— BEGIN Listed entries —

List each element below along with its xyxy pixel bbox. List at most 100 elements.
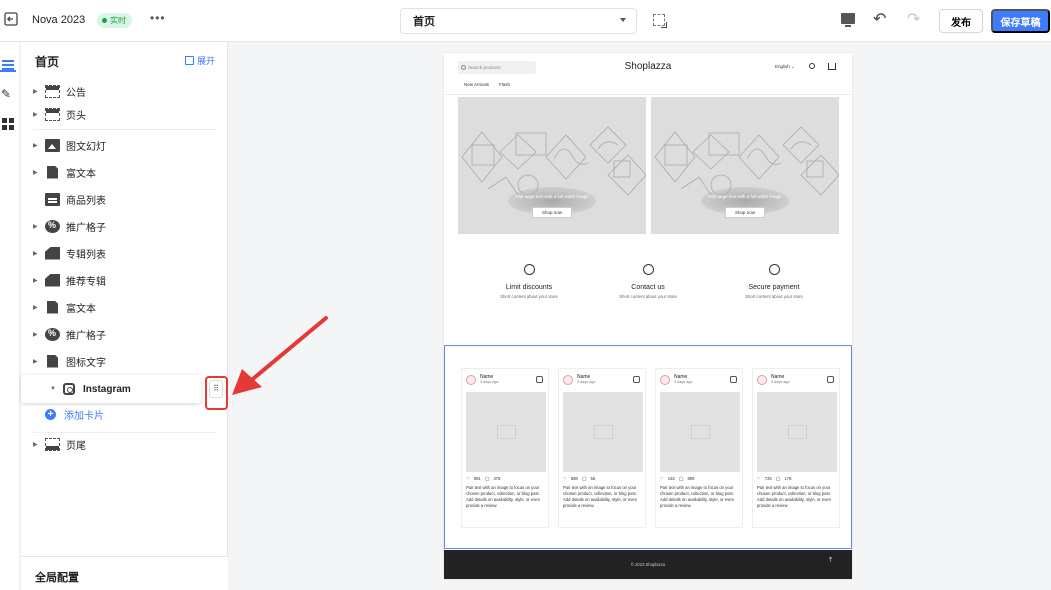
divider	[33, 129, 216, 130]
section-item-promo-grid[interactable]: ▶ 推广格子	[33, 325, 106, 343]
page-selector[interactable]: 首页	[400, 8, 637, 34]
section-item-featured-collection[interactable]: ▶ 推荐专辑	[33, 271, 106, 289]
back-to-top-icon[interactable]: ⤒	[829, 557, 832, 565]
feature-subtitle: Short content about your store	[745, 294, 803, 299]
caret-right-icon[interactable]: ▶	[33, 111, 41, 118]
header-icon	[45, 107, 60, 121]
section-item-rich-text[interactable]: ▶ 富文本	[33, 298, 96, 316]
divider	[444, 94, 852, 95]
post-date: 3 days ago	[577, 380, 596, 384]
sections-tab-icon[interactable]	[0, 58, 16, 72]
nav-link[interactable]: New Arrivals	[464, 82, 489, 87]
shop-now-button[interactable]: Shop now	[725, 207, 765, 218]
shop-now-button[interactable]: Shop now	[532, 207, 572, 218]
desktop-preview-icon[interactable]	[841, 13, 855, 27]
heart-icon: ♡	[757, 476, 761, 481]
likes-count: 688	[570, 476, 578, 481]
caret-right-icon[interactable]: ▶	[33, 223, 41, 230]
store-name: Nova 2023	[32, 14, 86, 26]
featured-collection-icon	[45, 273, 60, 287]
nav-link[interactable]: Flash	[499, 82, 510, 87]
plus-circle-icon: +	[45, 409, 56, 420]
section-item-collection-list[interactable]: ▶ 专辑列表	[33, 244, 106, 262]
language-label: English	[775, 64, 790, 69]
account-icon[interactable]	[809, 63, 815, 69]
instagram-icon	[63, 383, 75, 395]
section-item-icon-text[interactable]: ▶ 图标文字	[33, 352, 106, 370]
caret-right-icon[interactable]: ▶	[33, 441, 41, 448]
avatar	[466, 375, 476, 385]
section-item-product-list[interactable]: 商品列表	[33, 190, 106, 208]
divider	[33, 432, 216, 433]
exit-editor-icon[interactable]	[4, 12, 20, 28]
feature-subtitle: Short content about your store	[500, 294, 558, 299]
section-label: 页尾	[66, 440, 86, 452]
promo-grid-icon	[45, 327, 60, 341]
caret-right-icon[interactable]: ▶	[33, 88, 41, 95]
comments-count: 378	[493, 476, 501, 481]
caret-right-icon[interactable]: ▶	[33, 250, 41, 257]
caret-right-icon[interactable]: ▶	[33, 142, 41, 149]
section-item-announcement[interactable]: ▶ 公告	[33, 82, 86, 100]
section-item-slideshow[interactable]: ▶ 图文幻灯	[33, 136, 106, 154]
copyright-text: © 2023 Shoplazza	[630, 562, 666, 567]
product-list-icon	[45, 192, 60, 206]
more-options-button[interactable]: •••	[150, 11, 166, 25]
section-label: 推广格子	[66, 222, 106, 234]
section-item-header[interactable]: ▶ 页头	[33, 105, 86, 123]
instagram-post[interactable]: Name 3 days ago ♡ 163 ◯ 899 Pair text with …	[655, 368, 743, 528]
instagram-post[interactable]: Name 3 days ago ♡ 725 ◯ 178 Pair text with …	[752, 368, 840, 528]
global-settings[interactable]: 全局配置	[21, 556, 228, 590]
redo-icon[interactable]: ↷	[907, 9, 920, 29]
caret-right-icon[interactable]: ▶	[33, 169, 41, 176]
feature-limit-discounts: Limit discounts Short content about your…	[469, 264, 589, 299]
publish-button[interactable]: 发布	[939, 9, 983, 33]
live-status-badge: 实时	[97, 13, 132, 28]
instagram-item-content[interactable]: ▼ Instagram	[50, 380, 131, 398]
caret-right-icon[interactable]: ▶	[33, 331, 41, 338]
banner-caption: Pair large text with a full-width image	[708, 194, 782, 199]
language-selector[interactable]: English ⌄	[775, 64, 795, 70]
post-stats: ♡ 725 ◯ 178	[757, 476, 791, 481]
rich-text-icon	[47, 300, 58, 314]
caret-right-icon[interactable]: ▶	[33, 277, 41, 284]
instagram-section-preview[interactable]: Name 3 days ago ♡ 891 ◯ 378 Pair text with …	[444, 345, 852, 549]
caret-right-icon[interactable]: ▶	[33, 358, 41, 365]
instagram-post[interactable]: Name 3 days ago ♡ 688 ◯ 56 Pair text with a…	[558, 368, 646, 528]
cart-icon[interactable]	[828, 63, 836, 70]
section-item-footer[interactable]: ▶ 页尾	[33, 435, 86, 453]
add-card-button[interactable]: + 添加卡片	[45, 407, 104, 422]
post-text: Pair text with an image to focus on your…	[757, 485, 831, 509]
post-date: 3 days ago	[480, 380, 499, 384]
caret-down-icon[interactable]: ▼	[50, 386, 58, 392]
likes-count: 725	[764, 476, 772, 481]
annotation-arrow-icon	[232, 316, 328, 395]
panel-title: 首页	[35, 55, 60, 69]
announcement-bar-icon	[45, 84, 60, 98]
instagram-post[interactable]: Name 3 days ago ♡ 891 ◯ 378 Pair text with …	[461, 368, 549, 528]
image-placeholder-icon	[660, 392, 740, 472]
comments-count: 178	[784, 476, 792, 481]
post-text: Pair text with an image to focus on your…	[660, 485, 734, 509]
element-select-icon[interactable]	[653, 14, 667, 28]
section-item-rich-text[interactable]: ▶ 富文本	[33, 163, 96, 181]
feature-title: Limit discounts	[505, 284, 553, 291]
phone-icon	[642, 264, 654, 275]
shield-icon	[768, 264, 780, 275]
instagram-icon	[536, 376, 543, 383]
save-draft-button[interactable]: 保存草稿	[991, 9, 1050, 33]
banner-slide[interactable]: Pair large text with a full-width image …	[458, 97, 646, 234]
caret-right-icon[interactable]: ▶	[33, 304, 41, 311]
collection-list-icon	[45, 246, 60, 260]
section-item-promo-grid[interactable]: ▶ 推广格子	[33, 217, 106, 235]
store-footer: © 2023 Shoplazza ⤒	[444, 550, 852, 579]
undo-icon[interactable]: ↶	[873, 9, 886, 29]
comments-count: 899	[687, 476, 695, 481]
apps-icon[interactable]	[0, 116, 16, 130]
banner-slide[interactable]: Pair large text with a full-width image …	[651, 97, 839, 234]
comment-icon: ◯	[678, 476, 684, 481]
theme-style-icon[interactable]: ✎	[1, 87, 17, 101]
store-nav: New Arrivals Flash	[464, 82, 510, 87]
expand-all-button[interactable]: 展开	[185, 54, 215, 67]
section-label: 富文本	[66, 168, 96, 180]
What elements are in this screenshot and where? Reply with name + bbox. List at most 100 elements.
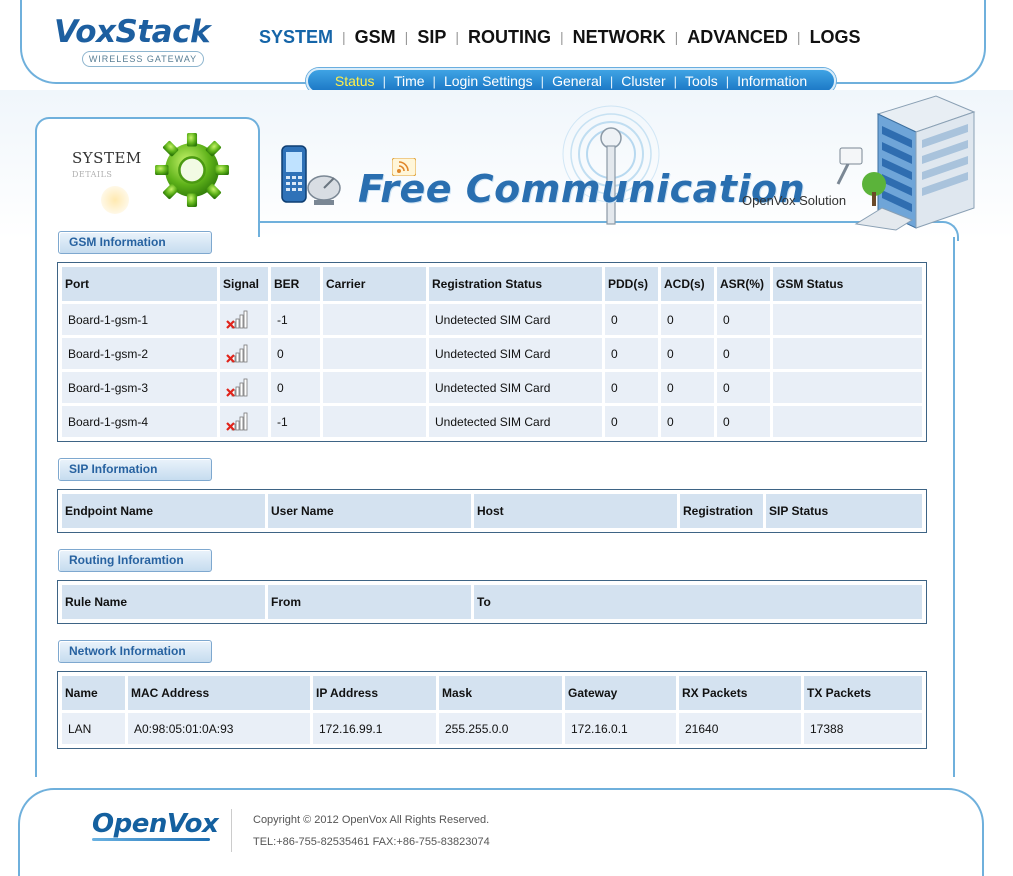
- acd-cell: 0: [661, 304, 714, 335]
- ber-cell: -1: [271, 406, 320, 437]
- carrier-cell: [323, 304, 426, 335]
- column-header: User Name: [268, 494, 471, 528]
- phone-satellite-icon: [281, 145, 341, 205]
- table-row: Board-1-gsm-2 0 Undetected SIM Card 0 0 …: [62, 338, 922, 369]
- no-signal-icon: [226, 378, 248, 397]
- column-header: ACD(s): [661, 267, 714, 301]
- subnav-general[interactable]: General: [544, 73, 610, 89]
- banner-slogan: Free Communication: [358, 167, 806, 211]
- routing-section-label[interactable]: Routing Inforamtion: [58, 549, 212, 572]
- contact-text: TEL:+86-755-82535461 FAX:+86-755-8382307…: [253, 836, 490, 848]
- column-header: BER: [271, 267, 320, 301]
- subnav-information[interactable]: Information: [729, 73, 815, 89]
- gear-icon: [155, 133, 229, 207]
- table-row: Board-1-gsm-4 -1 Undetected SIM Card 0 0…: [62, 406, 922, 437]
- subnav-tools[interactable]: Tools: [677, 73, 726, 89]
- column-header: Gateway: [565, 676, 676, 710]
- ber-cell: 0: [271, 372, 320, 403]
- column-header: SIP Status: [766, 494, 922, 528]
- column-header: GSM Status: [773, 267, 922, 301]
- asr-cell: 0: [717, 372, 770, 403]
- column-header: ASR(%): [717, 267, 770, 301]
- table-row: LAN A0:98:05:01:0A:93 172.16.99.1 255.25…: [62, 713, 922, 744]
- table-row: Board-1-gsm-3 0 Undetected SIM Card 0 0 …: [62, 372, 922, 403]
- column-header: Registration: [680, 494, 763, 528]
- column-header: Endpoint Name: [62, 494, 265, 528]
- subnav-cluster[interactable]: Cluster: [613, 73, 673, 89]
- banner-solution-text: OpenVox Solution: [742, 193, 847, 208]
- copyright-text: Copyright © 2012 OpenVox All Rights Rese…: [253, 814, 490, 826]
- gsm-table: Port Signal BER Carrier Registration Sta…: [57, 262, 927, 442]
- signal-cell: [220, 304, 268, 335]
- subnav-login-settings[interactable]: Login Settings: [436, 73, 541, 89]
- column-header: To: [474, 585, 922, 619]
- signal-cell: [220, 372, 268, 403]
- ip-address-cell: 172.16.99.1: [313, 713, 436, 744]
- registration-status-cell: Undetected SIM Card: [429, 304, 602, 335]
- gsm-status-cell: [773, 406, 922, 437]
- sip-section-label[interactable]: SIP Information: [58, 458, 212, 481]
- pdd-cell: 0: [605, 406, 658, 437]
- pdd-cell: 0: [605, 372, 658, 403]
- section-title: SYSTEM: [72, 149, 142, 167]
- table-header-row: Port Signal BER Carrier Registration Sta…: [62, 267, 922, 301]
- asr-cell: 0: [717, 338, 770, 369]
- table-header-row: Name MAC Address IP Address Mask Gateway…: [62, 676, 922, 710]
- name-cell: LAN: [62, 713, 125, 744]
- gsm-section-label[interactable]: GSM Information: [58, 231, 212, 254]
- column-header: Host: [474, 494, 677, 528]
- pdd-cell: 0: [605, 338, 658, 369]
- gateway-cell: 172.16.0.1: [565, 713, 676, 744]
- column-header: Port: [62, 267, 217, 301]
- no-signal-icon: [226, 344, 248, 363]
- nav-advanced[interactable]: ADVANCED: [678, 27, 797, 48]
- carrier-cell: [323, 406, 426, 437]
- column-header: RX Packets: [679, 676, 801, 710]
- subnav-status[interactable]: Status: [327, 73, 383, 89]
- registration-status-cell: Undetected SIM Card: [429, 372, 602, 403]
- routing-table: Rule Name From To: [57, 580, 927, 624]
- ber-cell: 0: [271, 338, 320, 369]
- acd-cell: 0: [661, 338, 714, 369]
- footer-logo[interactable]: OpenVox: [92, 809, 219, 839]
- footer-logo-swoosh: [92, 838, 210, 841]
- section-subtitle: DETAILS: [72, 170, 113, 179]
- nav-gsm[interactable]: GSM: [346, 27, 405, 48]
- column-header: From: [268, 585, 471, 619]
- column-header: Registration Status: [429, 267, 602, 301]
- ber-cell: -1: [271, 304, 320, 335]
- column-header: Mask: [439, 676, 562, 710]
- signal-cell: [220, 406, 268, 437]
- network-section-label[interactable]: Network Information: [58, 640, 212, 663]
- tx-packets-cell: 17388: [804, 713, 922, 744]
- port-cell: Board-1-gsm-3: [62, 372, 217, 403]
- brand-tagline: WIRELESS GATEWAY: [82, 51, 204, 67]
- column-header: IP Address: [313, 676, 436, 710]
- building-icon: [836, 95, 976, 231]
- nav-network[interactable]: NETWORK: [564, 27, 675, 48]
- asr-cell: 0: [717, 406, 770, 437]
- column-header: Name: [62, 676, 125, 710]
- nav-logs[interactable]: LOGS: [801, 27, 870, 48]
- table-header-row: Endpoint Name User Name Host Registratio…: [62, 494, 922, 528]
- mask-cell: 255.255.0.0: [439, 713, 562, 744]
- gsm-status-cell: [773, 304, 922, 335]
- network-table: Name MAC Address IP Address Mask Gateway…: [57, 671, 927, 749]
- subnav-time[interactable]: Time: [386, 73, 433, 89]
- signal-cell: [220, 338, 268, 369]
- column-header: Rule Name: [62, 585, 265, 619]
- acd-cell: 0: [661, 406, 714, 437]
- column-header: Signal: [220, 267, 268, 301]
- nav-system[interactable]: SYSTEM: [250, 27, 342, 48]
- rx-packets-cell: 21640: [679, 713, 801, 744]
- no-signal-icon: [226, 412, 248, 431]
- pdd-cell: 0: [605, 304, 658, 335]
- registration-status-cell: Undetected SIM Card: [429, 406, 602, 437]
- nav-routing[interactable]: ROUTING: [459, 27, 560, 48]
- nav-sip[interactable]: SIP: [408, 27, 455, 48]
- column-header: TX Packets: [804, 676, 922, 710]
- mac-address-cell: A0:98:05:01:0A:93: [128, 713, 310, 744]
- column-header: PDD(s): [605, 267, 658, 301]
- brand-logo: VoxStack: [54, 14, 211, 50]
- acd-cell: 0: [661, 372, 714, 403]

— END Listed entries —

Work to be completed
Copy out, word for word, the lines of the records from the one containing "129, 216, 130]" through the one containing "298, 96, 316]".

Response for this exercise
divider	[33, 129, 216, 130]
section-item-promo-grid[interactable]: ▶ 推广格子	[33, 325, 106, 343]
page-selector[interactable]: 首页	[400, 8, 637, 34]
section-item-featured-collection[interactable]: ▶ 推荐专辑	[33, 271, 106, 289]
back-to-top-icon[interactable]: ⤒	[829, 557, 832, 565]
feature-subtitle: Short content about your store	[745, 294, 803, 299]
caret-right-icon[interactable]: ▶	[33, 111, 41, 118]
header-icon	[45, 107, 60, 121]
section-item-rich-text[interactable]: ▶ 富文本	[33, 298, 96, 316]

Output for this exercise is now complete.